• Instruction:
Copy out all lines of the records in which the word "Channel" appears.

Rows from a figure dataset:
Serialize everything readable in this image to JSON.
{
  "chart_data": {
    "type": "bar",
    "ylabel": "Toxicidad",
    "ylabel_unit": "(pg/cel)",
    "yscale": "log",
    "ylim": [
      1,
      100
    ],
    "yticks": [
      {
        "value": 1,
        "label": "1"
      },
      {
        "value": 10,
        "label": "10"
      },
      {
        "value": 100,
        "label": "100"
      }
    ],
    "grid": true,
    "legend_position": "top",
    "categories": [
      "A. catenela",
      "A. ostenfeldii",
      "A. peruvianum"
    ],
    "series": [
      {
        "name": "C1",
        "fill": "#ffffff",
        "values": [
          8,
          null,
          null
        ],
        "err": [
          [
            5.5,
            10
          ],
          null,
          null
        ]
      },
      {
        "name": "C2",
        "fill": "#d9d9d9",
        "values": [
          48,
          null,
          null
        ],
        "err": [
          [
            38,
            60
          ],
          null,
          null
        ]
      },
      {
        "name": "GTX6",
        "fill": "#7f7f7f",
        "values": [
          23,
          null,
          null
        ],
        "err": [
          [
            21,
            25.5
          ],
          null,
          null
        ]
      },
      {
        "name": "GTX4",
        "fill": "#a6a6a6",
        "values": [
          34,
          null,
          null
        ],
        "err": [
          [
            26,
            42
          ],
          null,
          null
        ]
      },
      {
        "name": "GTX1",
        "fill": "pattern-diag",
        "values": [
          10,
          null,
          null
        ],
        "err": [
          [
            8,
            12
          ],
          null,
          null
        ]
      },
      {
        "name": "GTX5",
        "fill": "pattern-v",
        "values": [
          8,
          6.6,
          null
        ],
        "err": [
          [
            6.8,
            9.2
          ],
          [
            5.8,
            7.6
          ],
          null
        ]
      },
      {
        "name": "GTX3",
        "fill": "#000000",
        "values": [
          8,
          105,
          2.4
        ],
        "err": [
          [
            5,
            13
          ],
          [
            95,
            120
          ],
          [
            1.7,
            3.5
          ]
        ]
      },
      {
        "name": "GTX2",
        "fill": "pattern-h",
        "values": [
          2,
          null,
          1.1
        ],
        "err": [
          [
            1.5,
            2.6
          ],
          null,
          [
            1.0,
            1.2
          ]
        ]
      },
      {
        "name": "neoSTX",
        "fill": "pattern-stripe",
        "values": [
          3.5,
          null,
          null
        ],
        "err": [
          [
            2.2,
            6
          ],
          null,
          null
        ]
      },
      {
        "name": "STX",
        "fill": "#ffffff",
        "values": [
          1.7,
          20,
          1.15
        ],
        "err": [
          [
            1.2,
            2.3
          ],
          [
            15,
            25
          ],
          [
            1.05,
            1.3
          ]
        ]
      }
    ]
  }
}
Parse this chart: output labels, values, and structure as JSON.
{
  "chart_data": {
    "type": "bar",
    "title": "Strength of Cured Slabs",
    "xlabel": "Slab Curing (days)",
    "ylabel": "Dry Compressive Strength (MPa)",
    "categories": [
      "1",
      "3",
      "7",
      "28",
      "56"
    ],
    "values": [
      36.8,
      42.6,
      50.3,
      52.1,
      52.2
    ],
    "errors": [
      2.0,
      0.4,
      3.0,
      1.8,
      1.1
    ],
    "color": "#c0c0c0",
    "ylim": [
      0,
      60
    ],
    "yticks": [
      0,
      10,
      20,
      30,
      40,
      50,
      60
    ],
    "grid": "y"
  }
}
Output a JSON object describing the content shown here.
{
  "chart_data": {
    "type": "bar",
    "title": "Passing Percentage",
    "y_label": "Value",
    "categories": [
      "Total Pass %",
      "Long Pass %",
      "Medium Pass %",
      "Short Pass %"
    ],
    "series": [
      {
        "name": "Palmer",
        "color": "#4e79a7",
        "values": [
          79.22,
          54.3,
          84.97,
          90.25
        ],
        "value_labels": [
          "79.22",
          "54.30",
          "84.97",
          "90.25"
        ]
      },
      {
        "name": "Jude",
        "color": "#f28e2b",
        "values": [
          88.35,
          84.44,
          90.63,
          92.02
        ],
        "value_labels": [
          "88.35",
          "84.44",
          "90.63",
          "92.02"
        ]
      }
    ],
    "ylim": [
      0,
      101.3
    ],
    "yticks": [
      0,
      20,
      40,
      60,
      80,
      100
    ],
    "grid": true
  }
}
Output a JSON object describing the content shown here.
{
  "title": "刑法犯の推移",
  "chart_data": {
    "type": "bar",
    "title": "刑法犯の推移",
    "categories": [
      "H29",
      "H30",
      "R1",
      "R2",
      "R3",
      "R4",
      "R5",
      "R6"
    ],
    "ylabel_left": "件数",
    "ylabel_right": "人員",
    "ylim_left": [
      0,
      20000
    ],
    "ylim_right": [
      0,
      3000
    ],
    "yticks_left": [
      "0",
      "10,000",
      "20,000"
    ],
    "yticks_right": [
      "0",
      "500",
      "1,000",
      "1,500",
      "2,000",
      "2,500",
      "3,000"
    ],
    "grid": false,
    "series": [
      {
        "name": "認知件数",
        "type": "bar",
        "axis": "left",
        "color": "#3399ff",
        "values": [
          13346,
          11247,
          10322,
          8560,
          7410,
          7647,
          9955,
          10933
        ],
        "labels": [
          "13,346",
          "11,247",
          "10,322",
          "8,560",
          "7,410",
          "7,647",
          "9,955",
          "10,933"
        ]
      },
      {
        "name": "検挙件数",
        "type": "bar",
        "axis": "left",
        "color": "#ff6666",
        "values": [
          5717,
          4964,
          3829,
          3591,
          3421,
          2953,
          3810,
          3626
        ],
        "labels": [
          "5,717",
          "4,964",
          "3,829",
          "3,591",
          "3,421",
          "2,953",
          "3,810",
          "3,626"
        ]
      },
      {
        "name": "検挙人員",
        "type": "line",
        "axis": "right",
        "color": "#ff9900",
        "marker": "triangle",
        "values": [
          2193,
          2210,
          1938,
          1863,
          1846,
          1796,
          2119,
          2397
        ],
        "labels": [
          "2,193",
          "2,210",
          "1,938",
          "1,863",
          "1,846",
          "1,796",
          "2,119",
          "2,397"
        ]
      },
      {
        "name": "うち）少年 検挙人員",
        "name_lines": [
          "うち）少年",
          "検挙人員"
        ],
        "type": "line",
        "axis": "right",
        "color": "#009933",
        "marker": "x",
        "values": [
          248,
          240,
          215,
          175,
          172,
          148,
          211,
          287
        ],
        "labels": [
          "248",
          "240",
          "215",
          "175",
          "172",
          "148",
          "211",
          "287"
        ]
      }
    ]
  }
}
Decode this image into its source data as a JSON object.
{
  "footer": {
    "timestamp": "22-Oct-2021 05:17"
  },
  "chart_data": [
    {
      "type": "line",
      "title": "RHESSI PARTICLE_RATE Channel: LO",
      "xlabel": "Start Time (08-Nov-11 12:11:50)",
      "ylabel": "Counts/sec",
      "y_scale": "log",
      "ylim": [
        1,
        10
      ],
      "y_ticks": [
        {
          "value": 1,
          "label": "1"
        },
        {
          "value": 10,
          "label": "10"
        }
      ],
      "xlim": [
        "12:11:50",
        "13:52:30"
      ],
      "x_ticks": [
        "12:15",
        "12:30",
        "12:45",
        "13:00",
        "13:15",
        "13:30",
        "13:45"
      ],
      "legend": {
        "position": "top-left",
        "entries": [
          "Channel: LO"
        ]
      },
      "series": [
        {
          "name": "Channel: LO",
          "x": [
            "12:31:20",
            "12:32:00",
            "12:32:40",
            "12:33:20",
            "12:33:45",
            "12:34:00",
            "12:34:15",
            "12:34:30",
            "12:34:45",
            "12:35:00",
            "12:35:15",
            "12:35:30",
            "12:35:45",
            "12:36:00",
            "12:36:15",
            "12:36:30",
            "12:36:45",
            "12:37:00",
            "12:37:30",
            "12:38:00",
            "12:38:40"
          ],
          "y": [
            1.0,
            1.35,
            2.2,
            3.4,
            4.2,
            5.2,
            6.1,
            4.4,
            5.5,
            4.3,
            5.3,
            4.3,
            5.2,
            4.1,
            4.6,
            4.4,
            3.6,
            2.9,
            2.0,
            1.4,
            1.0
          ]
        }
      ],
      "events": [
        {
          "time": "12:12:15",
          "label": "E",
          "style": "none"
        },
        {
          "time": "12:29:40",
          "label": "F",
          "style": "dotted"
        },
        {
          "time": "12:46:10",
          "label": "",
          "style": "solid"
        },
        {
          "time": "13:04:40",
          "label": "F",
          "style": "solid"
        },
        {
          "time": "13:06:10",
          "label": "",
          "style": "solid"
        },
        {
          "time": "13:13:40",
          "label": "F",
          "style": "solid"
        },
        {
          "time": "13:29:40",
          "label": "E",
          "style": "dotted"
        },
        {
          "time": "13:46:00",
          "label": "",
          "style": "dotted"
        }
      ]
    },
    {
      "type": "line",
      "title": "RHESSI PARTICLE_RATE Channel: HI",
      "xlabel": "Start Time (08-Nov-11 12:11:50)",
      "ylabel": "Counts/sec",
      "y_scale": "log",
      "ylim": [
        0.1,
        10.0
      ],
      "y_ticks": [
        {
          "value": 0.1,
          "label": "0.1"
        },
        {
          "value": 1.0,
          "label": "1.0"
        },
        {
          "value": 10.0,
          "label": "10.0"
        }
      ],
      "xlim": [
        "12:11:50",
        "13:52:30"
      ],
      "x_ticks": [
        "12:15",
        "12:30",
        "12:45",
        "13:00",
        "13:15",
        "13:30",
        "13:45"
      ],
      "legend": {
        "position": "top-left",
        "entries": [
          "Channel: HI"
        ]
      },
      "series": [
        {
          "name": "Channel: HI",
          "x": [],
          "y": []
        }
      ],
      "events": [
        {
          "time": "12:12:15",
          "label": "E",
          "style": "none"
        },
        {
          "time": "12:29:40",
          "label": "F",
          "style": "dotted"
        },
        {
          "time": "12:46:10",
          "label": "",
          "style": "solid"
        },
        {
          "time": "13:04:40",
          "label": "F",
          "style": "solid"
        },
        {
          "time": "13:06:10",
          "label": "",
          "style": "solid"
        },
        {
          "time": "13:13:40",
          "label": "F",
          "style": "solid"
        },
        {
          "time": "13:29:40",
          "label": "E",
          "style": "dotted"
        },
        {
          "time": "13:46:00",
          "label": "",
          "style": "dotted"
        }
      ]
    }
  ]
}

• Reply to the task:
      "title": "RHESSI PARTICLE_RATE Channel: LO",
          "Channel: LO"
          "name": "Channel: LO",
      "title": "RHESSI PARTICLE_RATE Channel: HI",
          "Channel: HI"
          "name": "Channel: HI",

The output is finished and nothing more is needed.